Pouvez-vous reprendre l'extrait de l'arrêt de « Extrait de l'arrêt » à « instance de Huy. » en renommant « Tribunal de première instance de Huy » en « Tribunal de première instance de Namur » ?

**EXTRAIT DU DOCUMENT**
================
Extrait de l'arrêt n° 114/2010 du 21 octobre 2010 Numéro du rôle : 4836 En cause : la question préjudicielle relative à l'article 335, § 3, du Code civil, posée par le Tribunal de première instance de Huy.

La Cour constitutionnelle, composée des présidents M. Melchior et M. Bossuyt, et des juges A. Alen, J.-P. Snappe, J.-P. Moerman, J. Spreutels et T. Merckx-Van Goey, assistée du greffier P.-Y. Dutilleux, présidée par le président M. Melchior, après en avoir délibéré, rend l'arrêt suivant : I. Objet de la question préjudicielle et procédure Par jugement du 14 décembre 2009 en cause de Nicolas Lemestre contre Angélique Mottoulle, dont l'expédition est parvenue au greffe de la Cour le 23 décembre 2009, le Tribunal de première instance de Huy a posé la question préjudicielle suivante : « L'article 335, § 3, alinéa 2, du Code civil en tant qu'il soumet le changement de nom patronymique de l'enfant de moins d'un an autorisé de plano à être reconnu par son père en application de l'article 329bis du Code civil, à l'accord arbitraire de sa mère viole-t-il les articles 10 et 11 de la Constitution dès lors que lors d'une contestation de paternité visée à l'article 318 du Code civil dont s'est inspiré le législateur pour la détermination de l'âge pivot repris à l'article 329bis du Code civil, l'enfant né dans le mariage et disposant du nom patronymique du père se verra automatiquement privé dudit nom patronymique afin que son nom patronymique soit mis en concordance avec sa filiation ? ». (...) III. En droit (...) B.1. L'article 335 du Code civil détermine de façon générale les règles de l'attribution du nom comme une conséquence de la filiation : « § 1er. L'enfant dont seule la filiation paternelle est établie ou dont la filiation paternelle et la filiation maternelle sont établies en même temps, porte le nom de son père. § 2. L'enfant dont seule la filiation maternelle est établie, porte le nom de sa mère. § 3. Si la filiation paternelle est établie après la filiation maternelle, aucune modification n'est apportée au nom de l'enfant.
================
**DONNÉES RECUEILLIES**
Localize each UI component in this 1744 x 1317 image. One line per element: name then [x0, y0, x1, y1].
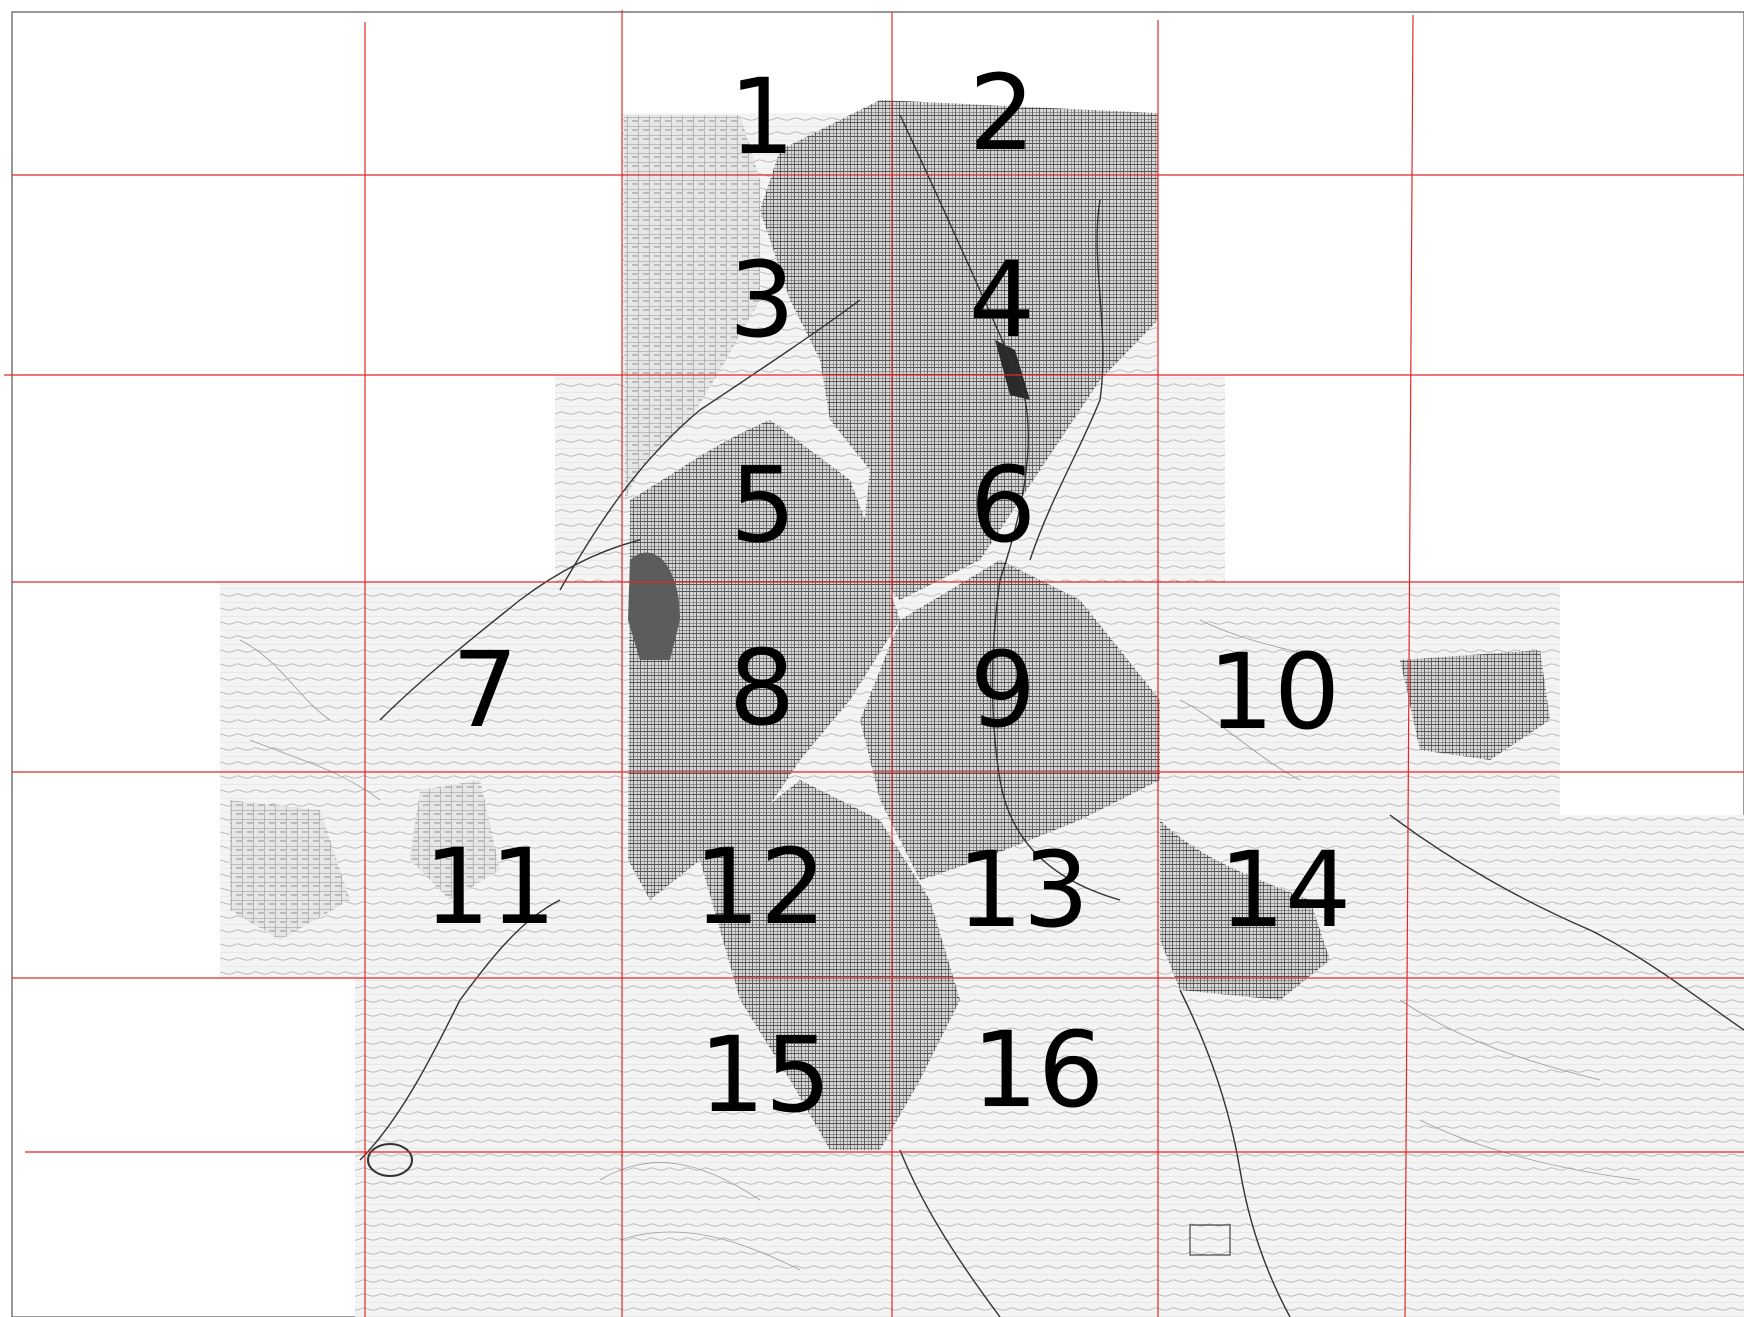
================
**CORRIGÉ**
Extrait de l'arrêt n° 114/2010 du 21 octobre 2010 Numéro du rôle : 4836 En cause : la question préjudicielle relative à l'article 335, § 3, du Code civil, posée par le Tribunal de première instance de Namur.